* Work to be completed
Without the pictures, reproduce the records that follow exactly.

* Listed entries

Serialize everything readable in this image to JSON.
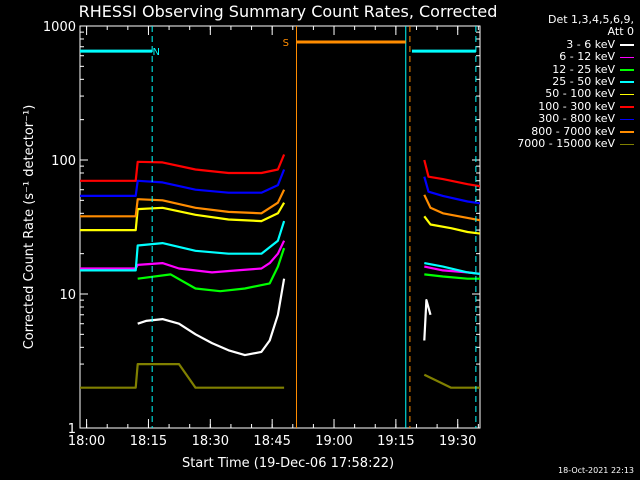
{
  "chart_data": {
    "type": "line",
    "title": "RHESSI Observing Summary Count Rates, Corrected",
    "xlabel": "Start Time (19-Dec-06 17:58:22)",
    "ylabel": "Corrected Count Rate (s⁻¹ detector⁻¹)",
    "yscale": "log",
    "ylim": [
      1,
      1000
    ],
    "xlim_minutes_after_start": [
      0,
      97
    ],
    "x_ticks": [
      {
        "m": 1.6,
        "label": "18:00"
      },
      {
        "m": 16.6,
        "label": "18:15"
      },
      {
        "m": 31.6,
        "label": "18:30"
      },
      {
        "m": 46.6,
        "label": "18:45"
      },
      {
        "m": 61.6,
        "label": "19:00"
      },
      {
        "m": 76.6,
        "label": "19:15"
      },
      {
        "m": 91.6,
        "label": "19:30"
      }
    ],
    "y_ticks": [
      {
        "v": 1,
        "label": "1"
      },
      {
        "v": 10,
        "label": "10"
      },
      {
        "v": 100,
        "label": "100"
      },
      {
        "v": 1000,
        "label": "1000"
      }
    ],
    "legend_header": [
      "Det 1,3,4,5,6,9,",
      "Att 0"
    ],
    "series": [
      {
        "name": "3 - 6 keV",
        "color": "#ffffff",
        "segments": [
          [
            [
              14,
              6
            ],
            [
              16,
              6.3
            ],
            [
              20,
              6.5
            ],
            [
              24,
              6
            ],
            [
              28,
              5
            ],
            [
              32,
              4.3
            ],
            [
              36,
              3.8
            ],
            [
              40,
              3.5
            ],
            [
              44,
              3.7
            ],
            [
              46,
              4.5
            ],
            [
              48,
              7
            ],
            [
              49.5,
              13
            ]
          ],
          [
            [
              83.5,
              4.5
            ],
            [
              84,
              9
            ],
            [
              85,
              7
            ]
          ]
        ]
      },
      {
        "name": "6 - 12 keV",
        "color": "#ff00ff",
        "segments": [
          [
            [
              0,
              15.5
            ],
            [
              13.5,
              15.5
            ],
            [
              14,
              16.5
            ],
            [
              20,
              17
            ],
            [
              24,
              15.5
            ],
            [
              32,
              14.5
            ],
            [
              38,
              15
            ],
            [
              44,
              15.5
            ],
            [
              46,
              17
            ],
            [
              48,
              20
            ],
            [
              49.5,
              25
            ]
          ],
          [
            [
              83.5,
              16
            ],
            [
              88,
              15
            ],
            [
              94,
              14.5
            ],
            [
              98,
              14
            ]
          ]
        ]
      },
      {
        "name": "12 - 25 keV",
        "color": "#00ff00",
        "segments": [
          [
            [
              14,
              13
            ],
            [
              22,
              14
            ],
            [
              28,
              11
            ],
            [
              34,
              10.5
            ],
            [
              40,
              11
            ],
            [
              46,
              12
            ],
            [
              48,
              16
            ],
            [
              49.5,
              22
            ]
          ],
          [
            [
              83.5,
              14
            ],
            [
              88,
              13.5
            ],
            [
              94,
              13
            ],
            [
              98,
              13
            ]
          ]
        ]
      },
      {
        "name": "25 - 50 keV",
        "color": "#00ffff",
        "segments": [
          [
            [
              0,
              15
            ],
            [
              13.5,
              15
            ],
            [
              14,
              23
            ],
            [
              20,
              24
            ],
            [
              28,
              21
            ],
            [
              36,
              20
            ],
            [
              44,
              20
            ],
            [
              48,
              25
            ],
            [
              49.5,
              35
            ]
          ],
          [
            [
              83.5,
              17
            ],
            [
              88,
              16
            ],
            [
              94,
              14.5
            ],
            [
              98,
              14
            ]
          ]
        ]
      },
      {
        "name": "50 - 100 keV",
        "color": "#ffff00",
        "segments": [
          [
            [
              0,
              30
            ],
            [
              13.5,
              30
            ],
            [
              14,
              43
            ],
            [
              20,
              44
            ],
            [
              28,
              39
            ],
            [
              36,
              36
            ],
            [
              44,
              35
            ],
            [
              48,
              40
            ],
            [
              49.5,
              48
            ]
          ],
          [
            [
              83.5,
              38
            ],
            [
              85,
              33
            ],
            [
              90,
              31
            ],
            [
              94,
              29
            ],
            [
              98,
              28
            ]
          ]
        ]
      },
      {
        "name": "100 - 300 keV",
        "color": "#ff0000",
        "segments": [
          [
            [
              0,
              70
            ],
            [
              13.5,
              70
            ],
            [
              14,
              97
            ],
            [
              20,
              96
            ],
            [
              28,
              85
            ],
            [
              36,
              80
            ],
            [
              44,
              80
            ],
            [
              48,
              85
            ],
            [
              49.5,
              110
            ]
          ],
          [
            [
              83.5,
              100
            ],
            [
              84.5,
              75
            ],
            [
              88,
              72
            ],
            [
              94,
              66
            ],
            [
              98,
              63
            ]
          ]
        ]
      },
      {
        "name": "300 - 800 keV",
        "color": "#0000ff",
        "segments": [
          [
            [
              0,
              54
            ],
            [
              13.5,
              54
            ],
            [
              14,
              70
            ],
            [
              20,
              68
            ],
            [
              28,
              60
            ],
            [
              36,
              57
            ],
            [
              44,
              57
            ],
            [
              48,
              65
            ],
            [
              49.5,
              85
            ]
          ],
          [
            [
              83.5,
              75
            ],
            [
              84.5,
              58
            ],
            [
              88,
              54
            ],
            [
              94,
              49
            ],
            [
              98,
              47
            ]
          ]
        ]
      },
      {
        "name": "800 - 7000 keV",
        "color": "#ff8c00",
        "segments": [
          [
            [
              0,
              38
            ],
            [
              13.5,
              38
            ],
            [
              14,
              51
            ],
            [
              20,
              50
            ],
            [
              28,
              44
            ],
            [
              36,
              41
            ],
            [
              44,
              40
            ],
            [
              48,
              48
            ],
            [
              49.5,
              60
            ]
          ],
          [
            [
              83.5,
              55
            ],
            [
              85,
              44
            ],
            [
              88,
              40
            ],
            [
              94,
              37
            ],
            [
              98,
              35
            ]
          ]
        ]
      },
      {
        "name": "7000 - 15000 keV",
        "color": "#808000",
        "segments": [
          [
            [
              0,
              2
            ],
            [
              13.5,
              2
            ],
            [
              14,
              3
            ],
            [
              24,
              3
            ],
            [
              28,
              2
            ],
            [
              40,
              2
            ],
            [
              49.5,
              2
            ]
          ],
          [
            [
              83.5,
              2.5
            ],
            [
              90,
              2
            ],
            [
              98,
              2
            ]
          ]
        ]
      }
    ],
    "annotations": [
      {
        "label": "N",
        "color": "#00ffff",
        "x": 18.5,
        "y": 650
      },
      {
        "label": "S",
        "color": "#ff8c00",
        "x": 49.9,
        "y": 760
      }
    ],
    "state_bars": [
      {
        "color": "#00ffff",
        "y": 650,
        "x0": 0,
        "x1": 17.5
      },
      {
        "color": "#ff8c00",
        "y": 760,
        "x0": 52.5,
        "x1": 79
      },
      {
        "color": "#00ffff",
        "y": 650,
        "x0": 80.5,
        "x1": 96
      }
    ],
    "vlines": [
      {
        "color": "#00ffff",
        "x": 17.5,
        "dashed": true
      },
      {
        "color": "#ff8c00",
        "x": 52.5,
        "dashed": false
      },
      {
        "color": "#00ffff",
        "x": 79,
        "dashed": false
      },
      {
        "color": "#ff8c00",
        "x": 80,
        "dashed": true
      },
      {
        "color": "#00ffff",
        "x": 96,
        "dashed": true
      }
    ]
  },
  "footer_timestamp": "18-Oct-2021 22:13"
}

* Correct result
Serialize everything readable in this image to JSON.
{
  "chart_data": {
    "type": "line",
    "title": "RHESSI Observing Summary Count Rates, Corrected",
    "xlabel": "Start Time (19-Dec-06 17:58:22)",
    "ylabel": "Corrected Count Rate (s⁻¹ detector⁻¹)",
    "yscale": "log",
    "ylim": [
      1,
      1000
    ],
    "xlim_minutes_after_start": [
      0,
      97
    ],
    "x_ticks": [
      {
        "m": 1.6,
        "label": "18:00"
      },
      {
        "m": 16.6,
        "label": "18:15"
      },
      {
        "m": 31.6,
        "label": "18:30"
      },
      {
        "m": 46.6,
        "label": "18:45"
      },
      {
        "m": 61.6,
        "label": "19:00"
      },
      {
        "m": 76.6,
        "label": "19:15"
      },
      {
        "m": 91.6,
        "label": "19:30"
      }
    ],
    "y_ticks": [
      {
        "v": 1,
        "label": "1"
      },
      {
        "v": 10,
        "label": "10"
      },
      {
        "v": 100,
        "label": "100"
      },
      {
        "v": 1000,
        "label": "1000"
      }
    ],
    "legend_header": [
      "Det 1,3,4,5,6,9,",
      "Att 0"
    ],
    "series": [
      {
        "name": "3 - 6 keV",
        "color": "#ffffff",
        "segments": [
          [
            [
              14,
              6
            ],
            [
              16,
              6.3
            ],
            [
              20,
              6.5
            ],
            [
              24,
              6
            ],
            [
              28,
              5
            ],
            [
              32,
              4.3
            ],
            [
              36,
              3.8
            ],
            [
              40,
              3.5
            ],
            [
              44,
              3.7
            ],
            [
              46,
              4.5
            ],
            [
              48,
              7
            ],
            [
              49.5,
              13
            ]
          ],
          [
            [
              83.5,
              4.5
            ],
            [
              84,
              9
            ],
            [
              85,
              7
            ]
          ]
        ]
      },
      {
        "name": "6 - 12 keV",
        "color": "#ff00ff",
        "segments": [
          [
            [
              0,
              15.5
            ],
            [
              13.5,
              15.5
            ],
            [
              14,
              16.5
            ],
            [
              20,
              17
            ],
            [
              24,
              15.5
            ],
            [
              32,
              14.5
            ],
            [
              38,
              15
            ],
            [
              44,
              15.5
            ],
            [
              46,
              17
            ],
            [
              48,
              20
            ],
            [
              49.5,
              25
            ]
          ],
          [
            [
              83.5,
              16
            ],
            [
              88,
              15
            ],
            [
              94,
              14.5
            ],
            [
              98,
              14
            ]
          ]
        ]
      },
      {
        "name": "12 - 25 keV",
        "color": "#00ff00",
        "segments": [
          [
            [
              14,
              13
            ],
            [
              22,
              14
            ],
            [
              28,
              11
            ],
            [
              34,
              10.5
            ],
            [
              40,
              11
            ],
            [
              46,
              12
            ],
            [
              48,
              16
            ],
            [
              49.5,
              22
            ]
          ],
          [
            [
              83.5,
              14
            ],
            [
              88,
              13.5
            ],
            [
              94,
              13
            ],
            [
              98,
              13
            ]
          ]
        ]
      },
      {
        "name": "25 - 50 keV",
        "color": "#00ffff",
        "segments": [
          [
            [
              0,
              15
            ],
            [
              13.5,
              15
            ],
            [
              14,
              23
            ],
            [
              20,
              24
            ],
            [
              28,
              21
            ],
            [
              36,
              20
            ],
            [
              44,
              20
            ],
            [
              48,
              25
            ],
            [
              49.5,
              35
            ]
          ],
          [
            [
              83.5,
              17
            ],
            [
              88,
              16
            ],
            [
              94,
              14.5
            ],
            [
              98,
              14
            ]
          ]
        ]
      },
      {
        "name": "50 - 100 keV",
        "color": "#ffff00",
        "segments": [
          [
            [
              0,
              30
            ],
            [
              13.5,
              30
            ],
            [
              14,
              43
            ],
            [
              20,
              44
            ],
            [
              28,
              39
            ],
            [
              36,
              36
            ],
            [
              44,
              35
            ],
            [
              48,
              40
            ],
            [
              49.5,
              48
            ]
          ],
          [
            [
              83.5,
              38
            ],
            [
              85,
              33
            ],
            [
              90,
              31
            ],
            [
              94,
              29
            ],
            [
              98,
              28
            ]
          ]
        ]
      },
      {
        "name": "100 - 300 keV",
        "color": "#ff0000",
        "segments": [
          [
            [
              0,
              70
            ],
            [
              13.5,
              70
            ],
            [
              14,
              97
            ],
            [
              20,
              96
            ],
            [
              28,
              85
            ],
            [
              36,
              80
            ],
            [
              44,
              80
            ],
            [
              48,
              85
            ],
            [
              49.5,
              110
            ]
          ],
          [
            [
              83.5,
              100
            ],
            [
              84.5,
              75
            ],
            [
              88,
              72
            ],
            [
              94,
              66
            ],
            [
              98,
              63
            ]
          ]
        ]
      },
      {
        "name": "300 - 800 keV",
        "color": "#0000ff",
        "segments": [
          [
            [
              0,
              54
            ],
            [
              13.5,
              54
            ],
            [
              14,
              70
            ],
            [
              20,
              68
            ],
            [
              28,
              60
            ],
            [
              36,
              57
            ],
            [
              44,
              57
            ],
            [
              48,
              65
            ],
            [
              49.5,
              85
            ]
          ],
          [
            [
              83.5,
              75
            ],
            [
              84.5,
              58
            ],
            [
              88,
              54
            ],
            [
              94,
              49
            ],
            [
              98,
              47
            ]
          ]
        ]
      },
      {
        "name": "800 - 7000 keV",
        "color": "#ff8c00",
        "segments": [
          [
            [
              0,
              38
            ],
            [
              13.5,
              38
            ],
            [
              14,
              51
            ],
            [
              20,
              50
            ],
            [
              28,
              44
            ],
            [
              36,
              41
            ],
            [
              44,
              40
            ],
            [
              48,
              48
            ],
            [
              49.5,
              60
            ]
          ],
          [
            [
              83.5,
              55
            ],
            [
              85,
              44
            ],
            [
              88,
              40
            ],
            [
              94,
              37
            ],
            [
              98,
              35
            ]
          ]
        ]
      },
      {
        "name": "7000 - 15000 keV",
        "color": "#808000",
        "segments": [
          [
            [
              0,
              2
            ],
            [
              13.5,
              2
            ],
            [
              14,
              3
            ],
            [
              24,
              3
            ],
            [
              28,
              2
            ],
            [
              40,
              2
            ],
            [
              49.5,
              2
            ]
          ],
          [
            [
              83.5,
              2.5
            ],
            [
              90,
              2
            ],
            [
              98,
              2
            ]
          ]
        ]
      }
    ],
    "annotations": [
      {
        "label": "N",
        "color": "#00ffff",
        "x": 18.5,
        "y": 650
      },
      {
        "label": "S",
        "color": "#ff8c00",
        "x": 49.9,
        "y": 760
      }
    ],
    "state_bars": [
      {
        "color": "#00ffff",
        "y": 650,
        "x0": 0,
        "x1": 17.5
      },
      {
        "color": "#ff8c00",
        "y": 760,
        "x0": 52.5,
        "x1": 79
      },
      {
        "color": "#00ffff",
        "y": 650,
        "x0": 80.5,
        "x1": 96
      }
    ],
    "vlines": [
      {
        "color": "#00ffff",
        "x": 17.5,
        "dashed": true
      },
      {
        "color": "#ff8c00",
        "x": 52.5,
        "dashed": false
      },
      {
        "color": "#00ffff",
        "x": 79,
        "dashed": false
      },
      {
        "color": "#ff8c00",
        "x": 80,
        "dashed": true
      },
      {
        "color": "#00ffff",
        "x": 96,
        "dashed": true
      }
    ]
  },
  "footer_timestamp": "18-Oct-2021 22:13"
}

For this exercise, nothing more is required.